● **Provided information**:
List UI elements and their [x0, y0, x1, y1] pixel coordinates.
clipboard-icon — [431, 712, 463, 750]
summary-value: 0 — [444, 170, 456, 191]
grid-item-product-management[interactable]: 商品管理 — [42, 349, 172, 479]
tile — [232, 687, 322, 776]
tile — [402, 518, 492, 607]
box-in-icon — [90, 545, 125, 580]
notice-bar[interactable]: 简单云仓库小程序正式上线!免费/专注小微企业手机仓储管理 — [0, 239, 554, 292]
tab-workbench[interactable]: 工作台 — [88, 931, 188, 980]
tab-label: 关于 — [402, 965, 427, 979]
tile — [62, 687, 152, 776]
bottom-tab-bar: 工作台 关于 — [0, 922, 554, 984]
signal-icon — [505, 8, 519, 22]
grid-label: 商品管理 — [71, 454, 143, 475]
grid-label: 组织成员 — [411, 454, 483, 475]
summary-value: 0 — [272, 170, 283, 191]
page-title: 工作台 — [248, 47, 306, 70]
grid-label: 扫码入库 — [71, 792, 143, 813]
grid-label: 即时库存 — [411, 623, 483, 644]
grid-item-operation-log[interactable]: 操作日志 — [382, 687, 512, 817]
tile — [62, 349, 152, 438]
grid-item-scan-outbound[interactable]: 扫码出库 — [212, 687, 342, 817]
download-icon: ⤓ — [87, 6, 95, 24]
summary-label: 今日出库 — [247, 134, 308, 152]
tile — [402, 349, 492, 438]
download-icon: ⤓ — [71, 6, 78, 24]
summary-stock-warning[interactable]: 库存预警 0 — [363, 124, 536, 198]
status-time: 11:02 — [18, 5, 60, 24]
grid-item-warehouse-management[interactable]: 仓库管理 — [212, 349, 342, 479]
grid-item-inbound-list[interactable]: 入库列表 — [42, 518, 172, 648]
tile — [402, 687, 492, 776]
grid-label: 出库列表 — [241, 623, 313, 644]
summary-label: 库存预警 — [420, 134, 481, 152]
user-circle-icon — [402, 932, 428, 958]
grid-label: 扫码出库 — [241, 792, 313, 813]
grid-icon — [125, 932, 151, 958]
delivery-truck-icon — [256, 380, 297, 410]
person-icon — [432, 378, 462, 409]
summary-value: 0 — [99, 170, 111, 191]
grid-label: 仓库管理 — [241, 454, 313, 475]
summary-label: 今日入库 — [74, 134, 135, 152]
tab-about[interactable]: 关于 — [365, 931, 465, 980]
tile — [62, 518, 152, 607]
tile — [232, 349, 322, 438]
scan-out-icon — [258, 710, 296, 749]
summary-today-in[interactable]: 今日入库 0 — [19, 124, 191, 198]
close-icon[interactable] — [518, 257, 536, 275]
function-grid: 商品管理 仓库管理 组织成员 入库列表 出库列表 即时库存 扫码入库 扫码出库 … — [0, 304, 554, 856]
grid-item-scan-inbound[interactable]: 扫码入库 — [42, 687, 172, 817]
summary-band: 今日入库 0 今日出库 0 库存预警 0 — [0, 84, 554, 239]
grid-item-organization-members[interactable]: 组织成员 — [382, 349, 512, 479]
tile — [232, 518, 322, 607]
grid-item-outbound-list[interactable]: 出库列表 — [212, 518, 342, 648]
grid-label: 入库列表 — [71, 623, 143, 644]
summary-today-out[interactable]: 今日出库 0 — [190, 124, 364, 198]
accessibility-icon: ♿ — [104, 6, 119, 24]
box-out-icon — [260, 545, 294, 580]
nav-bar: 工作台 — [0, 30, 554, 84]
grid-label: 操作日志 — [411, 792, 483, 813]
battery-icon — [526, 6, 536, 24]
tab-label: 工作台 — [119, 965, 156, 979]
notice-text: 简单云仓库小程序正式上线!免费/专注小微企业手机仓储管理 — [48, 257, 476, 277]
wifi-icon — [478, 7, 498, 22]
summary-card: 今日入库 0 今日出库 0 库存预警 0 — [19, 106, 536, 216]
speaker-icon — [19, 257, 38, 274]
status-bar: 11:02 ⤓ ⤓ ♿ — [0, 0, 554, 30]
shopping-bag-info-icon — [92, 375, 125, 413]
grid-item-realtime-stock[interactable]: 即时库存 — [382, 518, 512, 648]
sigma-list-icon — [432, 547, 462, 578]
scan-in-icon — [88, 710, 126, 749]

● **The exercise**:
Could you recast the lines, from the first one through the line with "close-icon[interactable] — [518, 257, 536, 275]" (including both), as a JSON list of strings with one string per line and any blank lines left out?

● **Answer to this task**:
[
  "List UI elements and their [x0, y0, x1, y1] pixel coordinates.",
  "clipboard-icon — [431, 712, 463, 750]",
  "summary-value: 0 — [444, 170, 456, 191]",
  "grid-item-product-management[interactable]: 商品管理 — [42, 349, 172, 479]",
  "tile — [232, 687, 322, 776]",
  "tile — [402, 518, 492, 607]",
  "box-in-icon — [90, 545, 125, 580]",
  "notice-bar[interactable]: 简单云仓库小程序正式上线!免费/专注小微企业手机仓储管理 — [0, 239, 554, 292]",
  "tab-workbench[interactable]: 工作台 — [88, 931, 188, 980]",
  "tab-label: 关于 — [402, 965, 427, 979]",
  "tile — [62, 687, 152, 776]",
  "bottom-tab-bar: 工作台 关于 — [0, 922, 554, 984]",
  "signal-icon — [505, 8, 519, 22]",
  "grid-label: 商品管理 — [71, 454, 143, 475]",
  "grid-label: 组织成员 — [411, 454, 483, 475]",
  "summary-value: 0 — [272, 170, 283, 191]",
  "page-title: 工作台 — [248, 47, 306, 70]",
  "grid-label: 扫码入库 — [71, 792, 143, 813]",
  "grid-label: 即时库存 — [411, 623, 483, 644]",
  "grid-item-operation-log[interactable]: 操作日志 — [382, 687, 512, 817]",
  "tile — [62, 349, 152, 438]",
  "grid-item-scan-outbound[interactable]: 扫码出库 — [212, 687, 342, 817]",
  "download-icon: ⤓ — [87, 6, 95, 24]",
  "summary-label: 今日出库 — [247, 134, 308, 152]",
  "tile — [402, 349, 492, 438]",
  "download-icon: ⤓ — [71, 6, 78, 24]",
  "summary-stock-warning[interactable]: 库存预警 0 — [363, 124, 536, 198]",
  "status-time: 11:02 — [18, 5, 60, 24]",
  "grid-item-warehouse-management[interactable]: 仓库管理 — [212, 349, 342, 479]",
  "grid-item-inbound-list[interactable]: 入库列表 — [42, 518, 172, 648]",
  "tile — [402, 687, 492, 776]",
  "grid-label: 出库列表 — [241, 623, 313, 644]",
  "summary-label: 库存预警 — [420, 134, 481, 152]",
  "user-circle-icon — [402, 932, 428, 958]",
  "grid-label: 扫码出库 — [241, 792, 313, 813]",
  "grid-icon — [125, 932, 151, 958]",
  "delivery-truck-icon — [256, 380, 297, 410]",
  "person-icon — [432, 378, 462, 409]",
  "summary-value: 0 — [99, 170, 111, 191]",
  "grid-label: 仓库管理 — [241, 454, 313, 475]",
  "summary-label: 今日入库 — [74, 134, 135, 152]",
  "tab-about[interactable]: 关于 — [365, 931, 465, 980]",
  "tile — [62, 518, 152, 607]",
  "tile — [232, 349, 322, 438]",
  "scan-out-icon — [258, 710, 296, 749]",
  "summary-today-in[interactable]: 今日入库 0 — [19, 124, 191, 198]",
  "close-icon[interactable] — [518, 257, 536, 275]"
]